• THE TASK:
Pick out each line containing the string "инженерчлэлийн".

-------- EXERCISE INPUT --------

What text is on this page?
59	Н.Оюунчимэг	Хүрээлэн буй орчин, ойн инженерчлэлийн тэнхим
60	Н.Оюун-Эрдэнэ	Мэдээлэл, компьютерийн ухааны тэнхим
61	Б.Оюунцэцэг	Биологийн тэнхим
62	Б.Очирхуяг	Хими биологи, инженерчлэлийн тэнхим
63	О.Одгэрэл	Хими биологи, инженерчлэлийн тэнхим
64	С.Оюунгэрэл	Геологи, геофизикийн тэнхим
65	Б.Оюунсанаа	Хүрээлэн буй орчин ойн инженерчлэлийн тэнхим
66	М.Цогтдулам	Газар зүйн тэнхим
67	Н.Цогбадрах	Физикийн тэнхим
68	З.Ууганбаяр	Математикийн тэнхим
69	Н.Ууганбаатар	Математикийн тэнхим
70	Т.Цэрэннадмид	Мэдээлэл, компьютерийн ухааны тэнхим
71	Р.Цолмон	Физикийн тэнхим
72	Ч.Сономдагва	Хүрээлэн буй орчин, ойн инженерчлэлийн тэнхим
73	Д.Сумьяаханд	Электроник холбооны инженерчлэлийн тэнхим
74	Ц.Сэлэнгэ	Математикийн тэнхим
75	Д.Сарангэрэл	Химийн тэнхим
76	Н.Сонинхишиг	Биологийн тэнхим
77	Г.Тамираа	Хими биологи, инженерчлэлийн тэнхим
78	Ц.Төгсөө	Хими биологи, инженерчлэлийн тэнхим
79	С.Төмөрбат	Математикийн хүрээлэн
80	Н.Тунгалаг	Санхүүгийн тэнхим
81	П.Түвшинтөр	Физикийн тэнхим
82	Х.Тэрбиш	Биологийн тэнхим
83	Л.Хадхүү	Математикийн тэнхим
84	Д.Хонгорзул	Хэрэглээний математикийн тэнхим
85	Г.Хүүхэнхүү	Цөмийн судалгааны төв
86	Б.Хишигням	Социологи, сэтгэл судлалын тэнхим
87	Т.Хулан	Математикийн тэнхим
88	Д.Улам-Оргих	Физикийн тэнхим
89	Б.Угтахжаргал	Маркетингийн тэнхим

--------

• SOLUTION BELOW:
59	Н.Оюунчимэг	Хүрээлэн буй орчин, ойн инженерчлэлийн тэнхим
62	Б.Очирхуяг	Хими биологи, инженерчлэлийн тэнхим
63	О.Одгэрэл	Хими биологи, инженерчлэлийн тэнхим
65	Б.Оюунсанаа	Хүрээлэн буй орчин ойн инженерчлэлийн тэнхим
72	Ч.Сономдагва	Хүрээлэн буй орчин, ойн инженерчлэлийн тэнхим
73	Д.Сумьяаханд	Электроник холбооны инженерчлэлийн тэнхим
77	Г.Тамираа	Хими биологи, инженерчлэлийн тэнхим
78	Ц.Төгсөө	Хими биологи, инженерчлэлийн тэнхим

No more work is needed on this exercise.